**Exercise description**:
Update the source passage by rewriting it from the words "David Cesarini: Center" up to and including "Politics, New York University.", with "New York University" changed to "NYU" everywhere in that span.

Benjamin W. Domingue: Institute of Behavioral Science, University of Colorado Boulder.
David Cesarini: Center for Experimental Social Science, Department of Economics, New York University.
Christopher Dawes: Wilff Family Department of Politics, New York University.
Cornelius A. Rietveld: Erasmus School of Economics and Erasmus University Rotterdam Institute for Behavior and Biology, Erasmus University.
Jason D. Boardman: Institute of Behavioral Science and Department of Sociology, University of Colorado Boulder.
Footnotes
However, this line of argument conflates genetics with merit. For example, if social sorting in the educational system (or labor market) took place based on eye color, it would be close to 100 percent heritable/genetic, yet few would argue that this form of assignment would be meritocratic, because meritocracy also assumes a legitimacy to the characteristics by which we sort individuals into roles—not merely a biological or natural basis to those characteristics. Admitting students to the University of California, Berkeley based on basketball shots would be fair—in the sense that everyone might know the rules beforehand and be subject to the same constraints in a task that is easily observable with minimal measurement error—but few would agree that this would be meritocratic, because there would be a mismatch between the institutional raison d’être of the university as an institution and the sorting mechanism.
However, if we ascertain genetic influence (i.e., heritability) latently through twin comparisons (as prior scholars largely do), it is difficult to know if a reduced or enhanced heritability for a given group is due to differences in (1) differential effects of prenatal conditions (cf. Conley and Strully 2012) or (2) differences in the level of variation in genotype (numerator) or the denominator (phenotype), or (3) whether, instead, it is truly a difference only in the covariance between genotype and phenotype by subgroup. However, if we measure genotype directly—as we do here—we can interrogate the distribution (i.e., variance) of genotypic propensity toward educational attainment by subgroup and the variance in phenotype by subgroup, and we can estimate interaction effects between genotype and subgroup (i.e., test whether the covariance between genotype and phenotype differs). Thus here we provide a much more direct test as to whether the “natural” genetic tendencies of one group—say, women or those from low-SES families—are repressed by social structure.

(Stored dataset items)

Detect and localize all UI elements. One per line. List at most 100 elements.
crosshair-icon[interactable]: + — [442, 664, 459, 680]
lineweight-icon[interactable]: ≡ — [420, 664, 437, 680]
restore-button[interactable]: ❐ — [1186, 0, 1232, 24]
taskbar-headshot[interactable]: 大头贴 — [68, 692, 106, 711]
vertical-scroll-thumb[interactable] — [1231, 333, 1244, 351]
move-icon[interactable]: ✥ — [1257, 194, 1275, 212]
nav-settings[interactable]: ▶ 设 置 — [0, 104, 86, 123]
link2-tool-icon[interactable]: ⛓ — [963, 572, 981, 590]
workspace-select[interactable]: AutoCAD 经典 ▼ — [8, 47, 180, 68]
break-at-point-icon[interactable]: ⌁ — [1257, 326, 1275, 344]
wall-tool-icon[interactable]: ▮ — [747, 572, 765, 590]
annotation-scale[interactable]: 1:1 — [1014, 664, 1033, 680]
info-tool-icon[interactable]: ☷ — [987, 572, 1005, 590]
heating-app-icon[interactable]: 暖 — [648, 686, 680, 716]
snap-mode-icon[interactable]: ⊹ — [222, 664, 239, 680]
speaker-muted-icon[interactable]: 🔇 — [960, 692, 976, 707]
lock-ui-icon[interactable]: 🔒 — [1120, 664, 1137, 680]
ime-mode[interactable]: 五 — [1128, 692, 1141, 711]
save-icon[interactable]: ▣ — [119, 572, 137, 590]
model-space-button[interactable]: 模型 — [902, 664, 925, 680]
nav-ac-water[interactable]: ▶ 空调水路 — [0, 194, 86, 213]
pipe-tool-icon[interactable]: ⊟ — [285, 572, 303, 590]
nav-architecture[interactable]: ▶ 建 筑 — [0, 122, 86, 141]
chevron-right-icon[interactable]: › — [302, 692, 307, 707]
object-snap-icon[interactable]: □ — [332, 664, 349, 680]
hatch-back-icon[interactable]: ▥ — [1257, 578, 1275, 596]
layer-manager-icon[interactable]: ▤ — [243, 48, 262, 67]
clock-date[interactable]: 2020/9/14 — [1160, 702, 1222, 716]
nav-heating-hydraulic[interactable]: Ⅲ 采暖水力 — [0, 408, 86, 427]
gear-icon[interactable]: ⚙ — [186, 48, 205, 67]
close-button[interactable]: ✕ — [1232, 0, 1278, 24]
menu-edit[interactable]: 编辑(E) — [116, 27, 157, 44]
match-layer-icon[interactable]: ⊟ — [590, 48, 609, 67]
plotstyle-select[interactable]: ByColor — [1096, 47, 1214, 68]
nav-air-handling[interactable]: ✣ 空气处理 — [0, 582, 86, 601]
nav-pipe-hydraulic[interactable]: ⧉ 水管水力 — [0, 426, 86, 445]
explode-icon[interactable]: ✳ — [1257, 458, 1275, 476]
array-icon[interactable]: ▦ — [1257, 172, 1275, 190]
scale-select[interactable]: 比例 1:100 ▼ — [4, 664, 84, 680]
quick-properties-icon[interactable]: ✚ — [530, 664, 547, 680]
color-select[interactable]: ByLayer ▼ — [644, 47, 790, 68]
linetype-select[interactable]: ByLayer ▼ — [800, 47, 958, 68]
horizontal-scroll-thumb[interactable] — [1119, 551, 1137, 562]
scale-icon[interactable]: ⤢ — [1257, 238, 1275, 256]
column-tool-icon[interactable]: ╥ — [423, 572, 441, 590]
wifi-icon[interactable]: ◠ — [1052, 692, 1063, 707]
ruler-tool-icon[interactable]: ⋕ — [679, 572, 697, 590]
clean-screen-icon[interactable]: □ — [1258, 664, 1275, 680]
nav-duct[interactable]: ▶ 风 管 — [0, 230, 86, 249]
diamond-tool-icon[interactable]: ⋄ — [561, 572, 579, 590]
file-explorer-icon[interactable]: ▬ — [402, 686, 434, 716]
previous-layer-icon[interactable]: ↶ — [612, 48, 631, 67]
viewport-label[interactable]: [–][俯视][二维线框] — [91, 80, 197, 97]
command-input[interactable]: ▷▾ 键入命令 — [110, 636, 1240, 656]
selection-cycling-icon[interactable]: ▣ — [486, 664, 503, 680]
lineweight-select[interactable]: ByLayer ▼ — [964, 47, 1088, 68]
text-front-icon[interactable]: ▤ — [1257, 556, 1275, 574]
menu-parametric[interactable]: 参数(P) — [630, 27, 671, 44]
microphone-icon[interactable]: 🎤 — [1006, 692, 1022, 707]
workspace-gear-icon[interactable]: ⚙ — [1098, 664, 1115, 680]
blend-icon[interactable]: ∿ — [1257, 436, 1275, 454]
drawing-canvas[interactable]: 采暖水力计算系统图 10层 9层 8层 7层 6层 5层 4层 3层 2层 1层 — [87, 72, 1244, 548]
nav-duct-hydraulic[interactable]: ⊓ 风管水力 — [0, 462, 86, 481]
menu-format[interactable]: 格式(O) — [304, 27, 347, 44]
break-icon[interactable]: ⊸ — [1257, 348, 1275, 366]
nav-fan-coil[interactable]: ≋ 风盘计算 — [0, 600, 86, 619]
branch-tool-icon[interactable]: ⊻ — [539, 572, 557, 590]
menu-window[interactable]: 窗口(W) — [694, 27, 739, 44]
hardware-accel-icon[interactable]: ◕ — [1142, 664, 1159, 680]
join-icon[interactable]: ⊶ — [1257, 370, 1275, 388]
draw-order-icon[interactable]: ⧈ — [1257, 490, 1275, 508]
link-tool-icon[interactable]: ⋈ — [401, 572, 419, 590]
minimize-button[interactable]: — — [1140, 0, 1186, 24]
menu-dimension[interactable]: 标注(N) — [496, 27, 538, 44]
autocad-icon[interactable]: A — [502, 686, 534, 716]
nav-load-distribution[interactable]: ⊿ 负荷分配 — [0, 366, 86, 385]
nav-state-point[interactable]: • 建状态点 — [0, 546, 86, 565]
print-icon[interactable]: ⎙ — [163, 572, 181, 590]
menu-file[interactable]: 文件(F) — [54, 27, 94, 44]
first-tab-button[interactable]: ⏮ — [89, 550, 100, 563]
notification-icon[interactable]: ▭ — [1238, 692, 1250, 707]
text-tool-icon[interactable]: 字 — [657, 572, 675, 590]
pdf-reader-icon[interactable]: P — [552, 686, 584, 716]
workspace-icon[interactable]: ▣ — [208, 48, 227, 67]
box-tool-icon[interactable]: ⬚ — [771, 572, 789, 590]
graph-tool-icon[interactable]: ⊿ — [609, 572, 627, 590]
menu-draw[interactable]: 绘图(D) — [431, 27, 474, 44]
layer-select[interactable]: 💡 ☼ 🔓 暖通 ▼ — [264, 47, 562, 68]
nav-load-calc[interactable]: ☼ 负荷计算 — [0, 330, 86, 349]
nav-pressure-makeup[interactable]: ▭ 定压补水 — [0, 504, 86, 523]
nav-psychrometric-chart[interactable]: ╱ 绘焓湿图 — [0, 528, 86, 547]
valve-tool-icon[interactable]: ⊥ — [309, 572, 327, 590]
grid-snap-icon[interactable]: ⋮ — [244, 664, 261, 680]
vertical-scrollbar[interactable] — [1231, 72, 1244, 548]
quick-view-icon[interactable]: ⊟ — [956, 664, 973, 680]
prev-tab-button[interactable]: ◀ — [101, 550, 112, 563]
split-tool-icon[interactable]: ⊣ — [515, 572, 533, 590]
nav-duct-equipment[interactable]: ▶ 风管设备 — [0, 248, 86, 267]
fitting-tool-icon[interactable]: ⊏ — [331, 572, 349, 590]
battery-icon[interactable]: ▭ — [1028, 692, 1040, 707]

**Result below**:
David Cesarini: Center for Experimental Social Science, Department of Economics, NYU.
Christopher Dawes: Wilff Family Department of Politics, NYU.